(Figure dataset records)
%%
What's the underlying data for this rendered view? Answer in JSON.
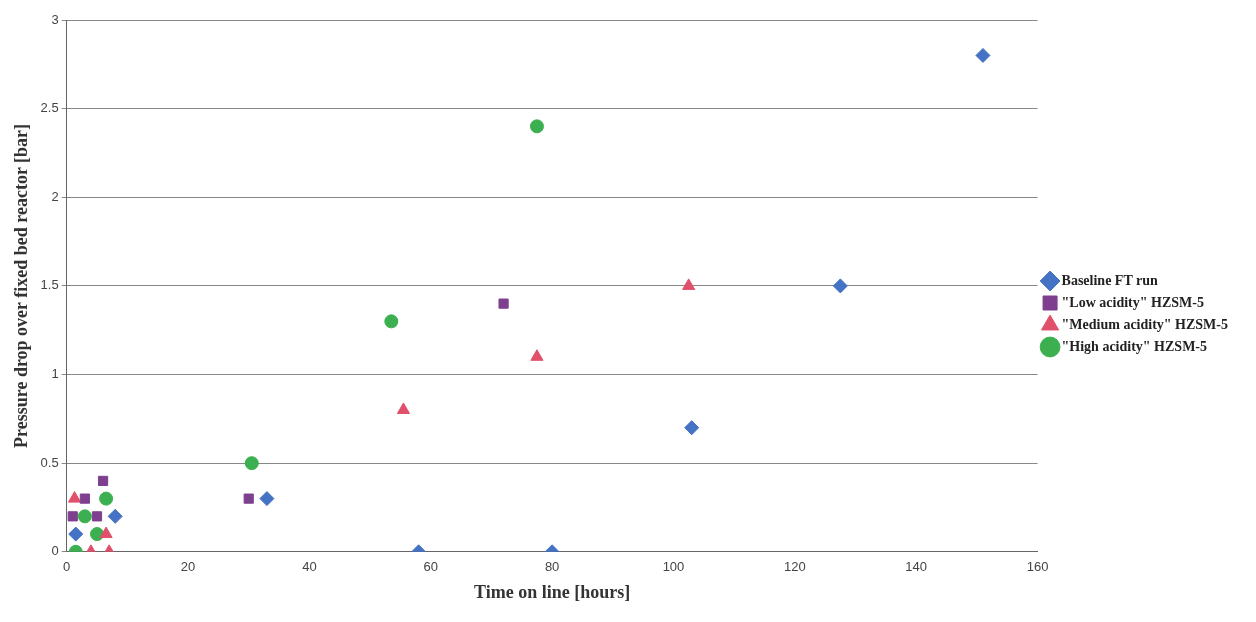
{
  "chart_data": {
    "type": "scatter",
    "xlabel": "Time on line [hours]",
    "ylabel": "Pressure drop over fixed bed reactor [bar]",
    "xlim": [
      0,
      160
    ],
    "xticks": [
      0,
      20,
      40,
      60,
      80,
      100,
      120,
      140,
      160
    ],
    "ylim": [
      0,
      3
    ],
    "yticks": [
      0,
      0.5,
      1,
      1.5,
      2,
      2.5,
      3
    ],
    "grid": "y",
    "legend": "right",
    "series": [
      {
        "name": "Baseline FT run",
        "color": "#4472c4",
        "marker": "diamond",
        "x": [
          1.5,
          8,
          33,
          58,
          80,
          103,
          127.5,
          151
        ],
        "values": [
          0.1,
          0.2,
          0.3,
          0,
          0,
          0.7,
          1.5,
          2.8
        ]
      },
      {
        "name": "\"Low acidity\" HZSM-5",
        "color": "#7f3f8f",
        "marker": "square",
        "x": [
          1,
          3,
          5,
          6,
          30,
          72
        ],
        "values": [
          0.2,
          0.3,
          0.2,
          0.4,
          0.3,
          1.4
        ]
      },
      {
        "name": "\"Medium acidity\" HZSM-5",
        "color": "#e0506a",
        "marker": "triangle",
        "x": [
          1.3,
          4,
          6.5,
          7,
          55.5,
          77.5,
          102.5
        ],
        "values": [
          0.3,
          0,
          0.1,
          0,
          0.8,
          1.1,
          1.5
        ]
      },
      {
        "name": "\"High acidity\" HZSM-5",
        "color": "#3cb050",
        "marker": "circle",
        "x": [
          1.5,
          3,
          5,
          6.5,
          30.5,
          53.5,
          77.5
        ],
        "values": [
          0,
          0.2,
          0.1,
          0.3,
          0.5,
          1.3,
          2.4
        ]
      }
    ]
  }
}
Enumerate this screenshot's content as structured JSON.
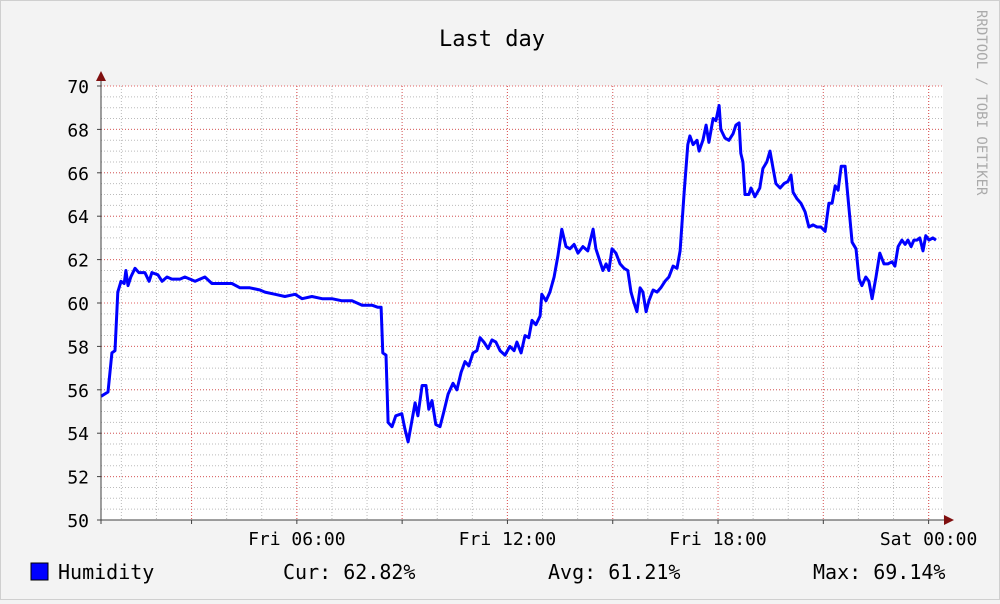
%%
■ **Task to carry out**:
Repeat every record precisely. Any picture among them stays out of the copy.

■ **Result**:
What's the underlying data for this rendered view? Answer in JSON.
{
  "chart_data": {
    "type": "scatter",
    "xlabel": "Time on line [hours]",
    "ylabel": "Pressure drop over fixed bed reactor [bar]",
    "xlim": [
      0,
      160
    ],
    "xticks": [
      0,
      20,
      40,
      60,
      80,
      100,
      120,
      140,
      160
    ],
    "ylim": [
      0,
      3
    ],
    "yticks": [
      0,
      0.5,
      1,
      1.5,
      2,
      2.5,
      3
    ],
    "grid": "y",
    "legend": "right",
    "series": [
      {
        "name": "Baseline FT run",
        "color": "#4472c4",
        "marker": "diamond",
        "x": [
          1.5,
          8,
          33,
          58,
          80,
          103,
          127.5,
          151
        ],
        "values": [
          0.1,
          0.2,
          0.3,
          0,
          0,
          0.7,
          1.5,
          2.8
        ]
      },
      {
        "name": "\"Low acidity\" HZSM-5",
        "color": "#7f3f8f",
        "marker": "square",
        "x": [
          1,
          3,
          5,
          6,
          30,
          72
        ],
        "values": [
          0.2,
          0.3,
          0.2,
          0.4,
          0.3,
          1.4
        ]
      },
      {
        "name": "\"Medium acidity\" HZSM-5",
        "color": "#e0506a",
        "marker": "triangle",
        "x": [
          1.3,
          4,
          6.5,
          7,
          55.5,
          77.5,
          102.5
        ],
        "values": [
          0.3,
          0,
          0.1,
          0,
          0.8,
          1.1,
          1.5
        ]
      },
      {
        "name": "\"High acidity\" HZSM-5",
        "color": "#3cb050",
        "marker": "circle",
        "x": [
          1.5,
          3,
          5,
          6.5,
          30.5,
          53.5,
          77.5
        ],
        "values": [
          0,
          0.2,
          0.1,
          0.3,
          0.5,
          1.3,
          2.4
        ]
      }
    ]
  }
}
Enumerate this screenshot's content as structured JSON.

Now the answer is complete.